» **課題**
Arethaのゴスペル公演映像の感想文を、最後の文の次から書き継いでください。

» **原文**
私は99年に発売されたCDを購入していてその圧倒的なパフォーマンスに感動したのだけれども、改めて映像を観るといろんな気づきもあり、より感動が深まった。

ゴスペルということでクワイアをサザン・カリフォルニア・コミュニティ聖歌隊が努め、彼らをジェームズ・クリーブランドという有名なゴスペルシンガーがリードしているのだが、映像だとみんながAretha のパフォーマンスに影響を受け、気持ちが高ぶっている様子がよく観てとれる。興奮した観客が踊りだしたりする様子などは音だけ聴いていてもわからない部分だし、ジェームズ・クリーブランドが説教というか話をするのだが、映像だと字幕があり内容が理解できてありがたかった。(英語力がないので音だけだと何を言っているか理解できず)

2日目にはArethaの父親で牧師のフランクリンも会場に来ており、ステージで少し話す場面がある。そのせいか映像での彼女はとてもナーバスに感じられてちょっと意外だった。このあたりは「リスペクト」も合わせて観るとより理解が深まるかなと思う。この映像は彼女の生前には公開許可が降りなくて、映像としてクオリティーが低いというのが理由だったそうだが、どうもそれだけではなく、親子の確執みたいなところも多分にありそう。確かにカメラワークとか、ライティングとか時代なりの稚拙さは感じられるが、今観るとそのあたりも記録として楽しめる要素かなとも思う。 ちなみに予告編でも確認できるが、ストーンズミック・ジャガーも会場に来ている。一瞬だけど先日亡くなったチャーリー・ワッツの姿も確認できます。(本編のみ)

» **提供資料**
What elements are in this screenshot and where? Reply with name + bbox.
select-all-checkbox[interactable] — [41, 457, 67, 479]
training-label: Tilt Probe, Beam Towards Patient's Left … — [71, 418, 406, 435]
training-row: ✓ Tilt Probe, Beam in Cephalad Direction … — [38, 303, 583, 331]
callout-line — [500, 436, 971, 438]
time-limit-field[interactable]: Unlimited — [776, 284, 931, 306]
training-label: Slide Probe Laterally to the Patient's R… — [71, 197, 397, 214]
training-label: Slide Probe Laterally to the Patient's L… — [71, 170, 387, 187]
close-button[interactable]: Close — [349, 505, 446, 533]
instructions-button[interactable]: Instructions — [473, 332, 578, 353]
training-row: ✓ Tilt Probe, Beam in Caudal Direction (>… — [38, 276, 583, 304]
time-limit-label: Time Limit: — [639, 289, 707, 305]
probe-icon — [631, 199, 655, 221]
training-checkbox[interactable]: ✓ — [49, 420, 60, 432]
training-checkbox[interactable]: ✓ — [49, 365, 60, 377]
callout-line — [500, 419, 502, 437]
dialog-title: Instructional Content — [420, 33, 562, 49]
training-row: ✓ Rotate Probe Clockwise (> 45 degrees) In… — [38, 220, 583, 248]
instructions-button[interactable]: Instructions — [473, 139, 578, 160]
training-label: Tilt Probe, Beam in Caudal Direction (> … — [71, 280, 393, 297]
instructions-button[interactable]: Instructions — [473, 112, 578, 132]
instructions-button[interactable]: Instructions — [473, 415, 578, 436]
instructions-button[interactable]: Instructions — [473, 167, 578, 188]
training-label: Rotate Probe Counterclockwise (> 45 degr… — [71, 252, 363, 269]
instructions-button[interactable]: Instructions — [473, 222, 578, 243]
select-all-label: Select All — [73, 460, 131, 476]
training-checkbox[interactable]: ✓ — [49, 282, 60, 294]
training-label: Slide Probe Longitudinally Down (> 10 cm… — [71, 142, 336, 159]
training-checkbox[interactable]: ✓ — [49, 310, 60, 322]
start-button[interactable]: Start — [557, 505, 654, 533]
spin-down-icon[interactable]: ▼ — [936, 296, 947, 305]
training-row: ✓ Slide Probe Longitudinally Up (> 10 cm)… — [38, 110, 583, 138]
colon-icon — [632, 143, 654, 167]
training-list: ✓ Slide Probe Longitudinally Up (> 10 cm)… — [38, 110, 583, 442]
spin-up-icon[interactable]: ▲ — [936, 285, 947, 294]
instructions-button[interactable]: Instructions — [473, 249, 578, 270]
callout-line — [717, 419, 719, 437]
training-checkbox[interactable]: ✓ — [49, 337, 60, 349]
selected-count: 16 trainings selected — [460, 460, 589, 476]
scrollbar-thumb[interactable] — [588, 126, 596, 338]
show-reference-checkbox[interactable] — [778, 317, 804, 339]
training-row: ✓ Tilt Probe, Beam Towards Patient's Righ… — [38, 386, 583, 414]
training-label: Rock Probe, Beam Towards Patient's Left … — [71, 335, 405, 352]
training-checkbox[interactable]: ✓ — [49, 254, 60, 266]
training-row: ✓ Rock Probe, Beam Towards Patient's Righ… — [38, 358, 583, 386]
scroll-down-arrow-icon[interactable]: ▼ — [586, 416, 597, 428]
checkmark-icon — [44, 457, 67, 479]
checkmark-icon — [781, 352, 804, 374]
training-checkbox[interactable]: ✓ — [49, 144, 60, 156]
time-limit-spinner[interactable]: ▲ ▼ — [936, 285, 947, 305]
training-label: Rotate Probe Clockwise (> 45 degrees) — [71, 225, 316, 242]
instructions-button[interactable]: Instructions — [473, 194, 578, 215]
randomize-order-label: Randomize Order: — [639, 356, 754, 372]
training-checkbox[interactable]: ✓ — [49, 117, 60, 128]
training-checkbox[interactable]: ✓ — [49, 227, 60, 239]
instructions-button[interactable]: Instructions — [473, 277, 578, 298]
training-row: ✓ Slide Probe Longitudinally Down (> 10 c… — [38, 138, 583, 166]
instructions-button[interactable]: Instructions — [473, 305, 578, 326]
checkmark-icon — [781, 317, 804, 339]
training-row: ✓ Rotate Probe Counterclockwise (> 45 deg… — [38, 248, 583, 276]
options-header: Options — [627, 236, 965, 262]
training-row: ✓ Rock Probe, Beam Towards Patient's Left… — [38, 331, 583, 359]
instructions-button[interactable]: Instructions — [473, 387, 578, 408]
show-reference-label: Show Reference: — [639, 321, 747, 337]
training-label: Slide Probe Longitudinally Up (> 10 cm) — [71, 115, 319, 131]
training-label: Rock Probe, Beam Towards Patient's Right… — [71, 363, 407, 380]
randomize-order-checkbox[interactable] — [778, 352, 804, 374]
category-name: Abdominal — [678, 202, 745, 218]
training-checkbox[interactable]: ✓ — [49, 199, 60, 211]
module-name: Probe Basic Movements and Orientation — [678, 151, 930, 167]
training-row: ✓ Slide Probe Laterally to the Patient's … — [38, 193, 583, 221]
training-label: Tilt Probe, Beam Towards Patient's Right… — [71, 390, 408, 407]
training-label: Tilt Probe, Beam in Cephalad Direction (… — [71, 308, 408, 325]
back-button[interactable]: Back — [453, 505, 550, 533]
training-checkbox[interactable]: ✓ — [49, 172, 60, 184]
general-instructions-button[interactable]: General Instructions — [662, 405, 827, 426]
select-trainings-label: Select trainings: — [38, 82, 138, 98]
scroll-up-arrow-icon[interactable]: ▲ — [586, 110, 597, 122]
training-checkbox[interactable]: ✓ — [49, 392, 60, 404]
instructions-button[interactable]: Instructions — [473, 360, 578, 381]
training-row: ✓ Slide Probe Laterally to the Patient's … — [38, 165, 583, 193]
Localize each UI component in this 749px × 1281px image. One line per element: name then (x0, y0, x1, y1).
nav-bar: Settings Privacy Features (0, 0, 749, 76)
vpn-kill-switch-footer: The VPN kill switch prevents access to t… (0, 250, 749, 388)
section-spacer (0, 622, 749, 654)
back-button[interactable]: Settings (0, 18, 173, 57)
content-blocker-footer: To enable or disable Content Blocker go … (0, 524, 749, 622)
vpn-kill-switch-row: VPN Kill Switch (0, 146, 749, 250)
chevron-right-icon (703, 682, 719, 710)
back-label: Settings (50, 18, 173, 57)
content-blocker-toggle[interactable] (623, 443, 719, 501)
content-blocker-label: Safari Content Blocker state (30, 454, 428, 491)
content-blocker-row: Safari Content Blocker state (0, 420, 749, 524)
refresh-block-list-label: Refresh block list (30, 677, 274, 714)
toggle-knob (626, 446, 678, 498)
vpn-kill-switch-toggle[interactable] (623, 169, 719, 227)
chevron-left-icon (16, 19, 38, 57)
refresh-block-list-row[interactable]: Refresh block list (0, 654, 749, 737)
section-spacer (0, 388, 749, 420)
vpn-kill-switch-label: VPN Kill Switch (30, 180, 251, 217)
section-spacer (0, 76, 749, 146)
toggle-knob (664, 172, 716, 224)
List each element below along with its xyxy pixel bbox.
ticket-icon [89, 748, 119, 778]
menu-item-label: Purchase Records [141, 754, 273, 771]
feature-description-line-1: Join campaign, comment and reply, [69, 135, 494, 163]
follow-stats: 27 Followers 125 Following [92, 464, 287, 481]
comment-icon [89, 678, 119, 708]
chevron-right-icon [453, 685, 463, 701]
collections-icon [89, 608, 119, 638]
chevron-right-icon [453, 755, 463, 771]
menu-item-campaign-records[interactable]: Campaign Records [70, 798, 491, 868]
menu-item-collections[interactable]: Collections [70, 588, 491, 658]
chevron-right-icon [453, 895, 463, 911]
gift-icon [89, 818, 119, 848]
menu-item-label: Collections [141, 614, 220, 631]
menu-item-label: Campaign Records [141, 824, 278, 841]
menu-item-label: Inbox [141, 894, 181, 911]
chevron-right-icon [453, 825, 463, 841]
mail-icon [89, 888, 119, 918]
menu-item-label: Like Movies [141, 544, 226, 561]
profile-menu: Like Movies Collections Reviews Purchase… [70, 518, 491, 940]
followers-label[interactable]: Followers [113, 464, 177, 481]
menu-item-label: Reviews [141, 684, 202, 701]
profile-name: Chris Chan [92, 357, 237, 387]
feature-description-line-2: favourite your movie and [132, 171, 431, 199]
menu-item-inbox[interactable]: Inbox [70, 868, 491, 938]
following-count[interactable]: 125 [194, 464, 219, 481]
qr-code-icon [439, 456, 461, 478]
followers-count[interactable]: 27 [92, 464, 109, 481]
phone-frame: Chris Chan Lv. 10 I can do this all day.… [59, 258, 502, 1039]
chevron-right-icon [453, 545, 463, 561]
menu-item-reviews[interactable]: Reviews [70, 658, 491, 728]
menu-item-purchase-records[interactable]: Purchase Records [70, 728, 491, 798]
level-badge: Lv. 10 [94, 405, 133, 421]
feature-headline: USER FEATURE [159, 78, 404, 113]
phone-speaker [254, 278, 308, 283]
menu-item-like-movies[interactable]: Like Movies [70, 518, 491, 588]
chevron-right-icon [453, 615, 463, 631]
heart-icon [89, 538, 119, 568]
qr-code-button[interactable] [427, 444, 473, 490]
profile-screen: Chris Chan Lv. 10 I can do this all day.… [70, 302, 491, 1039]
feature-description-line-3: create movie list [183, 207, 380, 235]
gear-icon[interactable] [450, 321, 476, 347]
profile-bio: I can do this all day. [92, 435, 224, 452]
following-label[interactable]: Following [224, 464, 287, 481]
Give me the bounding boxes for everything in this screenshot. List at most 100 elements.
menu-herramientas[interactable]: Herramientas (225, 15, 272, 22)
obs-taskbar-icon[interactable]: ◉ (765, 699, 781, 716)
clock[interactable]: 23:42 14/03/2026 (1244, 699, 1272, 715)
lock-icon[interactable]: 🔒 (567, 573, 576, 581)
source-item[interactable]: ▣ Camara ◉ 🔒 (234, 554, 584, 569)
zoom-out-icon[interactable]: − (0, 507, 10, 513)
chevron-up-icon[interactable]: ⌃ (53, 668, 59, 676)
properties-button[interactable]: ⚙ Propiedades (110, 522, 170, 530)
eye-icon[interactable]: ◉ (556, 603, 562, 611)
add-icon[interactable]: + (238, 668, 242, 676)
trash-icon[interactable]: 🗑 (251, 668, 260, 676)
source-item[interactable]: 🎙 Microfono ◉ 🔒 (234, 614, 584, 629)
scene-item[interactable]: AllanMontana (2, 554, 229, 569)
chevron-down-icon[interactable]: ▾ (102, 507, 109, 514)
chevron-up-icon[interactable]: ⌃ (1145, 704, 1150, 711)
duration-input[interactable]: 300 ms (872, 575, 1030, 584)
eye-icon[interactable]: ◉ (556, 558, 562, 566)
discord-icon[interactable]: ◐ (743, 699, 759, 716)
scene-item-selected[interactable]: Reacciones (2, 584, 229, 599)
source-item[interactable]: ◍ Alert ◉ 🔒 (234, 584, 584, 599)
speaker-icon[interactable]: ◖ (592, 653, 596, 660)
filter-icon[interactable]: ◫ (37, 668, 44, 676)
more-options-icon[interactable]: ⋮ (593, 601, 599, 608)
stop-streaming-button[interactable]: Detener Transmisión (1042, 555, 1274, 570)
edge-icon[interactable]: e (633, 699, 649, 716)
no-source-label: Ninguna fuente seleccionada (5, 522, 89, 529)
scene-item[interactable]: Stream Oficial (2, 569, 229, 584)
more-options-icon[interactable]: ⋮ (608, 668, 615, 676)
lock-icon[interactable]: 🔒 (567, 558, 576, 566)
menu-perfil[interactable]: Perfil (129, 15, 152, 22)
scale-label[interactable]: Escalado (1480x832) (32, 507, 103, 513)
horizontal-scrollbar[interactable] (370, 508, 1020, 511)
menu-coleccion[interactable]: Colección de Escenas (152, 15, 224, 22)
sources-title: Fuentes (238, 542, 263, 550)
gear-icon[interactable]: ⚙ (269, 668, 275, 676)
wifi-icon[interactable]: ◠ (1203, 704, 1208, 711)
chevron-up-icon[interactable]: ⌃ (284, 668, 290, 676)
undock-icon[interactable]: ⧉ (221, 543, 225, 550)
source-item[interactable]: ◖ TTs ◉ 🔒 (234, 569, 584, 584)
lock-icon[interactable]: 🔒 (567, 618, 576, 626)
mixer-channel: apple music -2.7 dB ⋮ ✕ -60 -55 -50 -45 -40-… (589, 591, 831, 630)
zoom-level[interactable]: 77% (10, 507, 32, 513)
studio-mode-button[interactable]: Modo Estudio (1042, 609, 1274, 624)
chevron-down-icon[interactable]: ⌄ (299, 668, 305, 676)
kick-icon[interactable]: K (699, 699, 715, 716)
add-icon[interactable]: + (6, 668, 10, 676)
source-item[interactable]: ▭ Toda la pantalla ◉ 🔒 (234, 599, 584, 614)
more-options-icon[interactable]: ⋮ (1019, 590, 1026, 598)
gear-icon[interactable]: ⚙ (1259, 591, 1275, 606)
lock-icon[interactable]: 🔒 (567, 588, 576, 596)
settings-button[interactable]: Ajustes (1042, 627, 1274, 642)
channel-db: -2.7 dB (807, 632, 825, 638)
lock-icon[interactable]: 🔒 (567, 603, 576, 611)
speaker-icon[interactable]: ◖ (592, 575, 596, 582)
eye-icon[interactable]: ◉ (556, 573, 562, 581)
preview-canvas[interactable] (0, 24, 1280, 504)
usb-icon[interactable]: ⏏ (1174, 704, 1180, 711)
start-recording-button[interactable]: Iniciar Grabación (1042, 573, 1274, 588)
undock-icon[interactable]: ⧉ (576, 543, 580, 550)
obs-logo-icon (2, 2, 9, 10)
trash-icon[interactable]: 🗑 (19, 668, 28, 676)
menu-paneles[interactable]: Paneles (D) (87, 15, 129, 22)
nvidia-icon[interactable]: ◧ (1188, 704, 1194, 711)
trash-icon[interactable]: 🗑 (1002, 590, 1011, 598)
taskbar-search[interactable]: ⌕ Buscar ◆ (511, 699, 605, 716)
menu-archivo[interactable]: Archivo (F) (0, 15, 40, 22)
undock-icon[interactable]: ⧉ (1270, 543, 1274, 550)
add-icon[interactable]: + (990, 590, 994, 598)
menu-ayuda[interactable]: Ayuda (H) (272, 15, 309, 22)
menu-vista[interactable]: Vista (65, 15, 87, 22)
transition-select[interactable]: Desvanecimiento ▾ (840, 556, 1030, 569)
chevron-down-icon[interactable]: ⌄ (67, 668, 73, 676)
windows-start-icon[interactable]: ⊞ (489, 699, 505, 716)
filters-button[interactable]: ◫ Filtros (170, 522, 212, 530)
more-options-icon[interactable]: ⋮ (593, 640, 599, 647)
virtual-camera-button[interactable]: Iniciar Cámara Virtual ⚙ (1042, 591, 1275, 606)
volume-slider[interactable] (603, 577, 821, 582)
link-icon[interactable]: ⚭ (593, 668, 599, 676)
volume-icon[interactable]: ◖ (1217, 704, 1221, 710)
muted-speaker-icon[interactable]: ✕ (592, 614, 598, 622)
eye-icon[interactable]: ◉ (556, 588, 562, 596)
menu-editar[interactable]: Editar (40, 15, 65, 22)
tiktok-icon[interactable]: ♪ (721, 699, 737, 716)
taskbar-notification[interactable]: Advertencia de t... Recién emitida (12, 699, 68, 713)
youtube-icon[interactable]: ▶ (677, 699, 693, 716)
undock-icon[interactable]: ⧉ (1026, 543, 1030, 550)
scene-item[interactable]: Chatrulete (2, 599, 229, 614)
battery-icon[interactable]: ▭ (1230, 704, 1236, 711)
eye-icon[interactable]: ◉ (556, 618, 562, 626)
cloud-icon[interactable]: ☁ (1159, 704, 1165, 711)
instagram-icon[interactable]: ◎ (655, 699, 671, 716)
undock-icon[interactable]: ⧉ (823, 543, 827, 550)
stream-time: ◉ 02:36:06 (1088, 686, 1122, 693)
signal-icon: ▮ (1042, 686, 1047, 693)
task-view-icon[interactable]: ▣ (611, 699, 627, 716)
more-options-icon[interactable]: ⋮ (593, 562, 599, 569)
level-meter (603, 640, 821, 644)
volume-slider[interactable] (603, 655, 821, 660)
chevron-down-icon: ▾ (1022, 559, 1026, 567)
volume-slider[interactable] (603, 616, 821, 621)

» **課題の結果**
ここで展開されている音楽は純粋なゴスペルにマービン・ゲイ*1の”Wholy Holy”など世俗の歌も織り交ぜてより親しみやすくなっている。特に”Precious Load, Take My Hand"、これは68年に暗殺されたキング牧師が亡くなる前日にリクエストした曲ということだそうだが、これにキャロル・キングの名曲"You've got a freind”をミックスして、また違った説得力が生まれたように思える。 あと、2日目に披露されている”Old Landmark"は映画「ブルース・ブラザーズ」でジェームズ・ブラウンが牧師に扮して教会で歌った曲です。

今年は"Summer of Soul", "Respect"に本作とソウルミュージック関連で良質な映像作品が多く出た一年だった。

*1:マービン・ゲイの父も有名な牧師で、彼も父親と確執があったと言われる。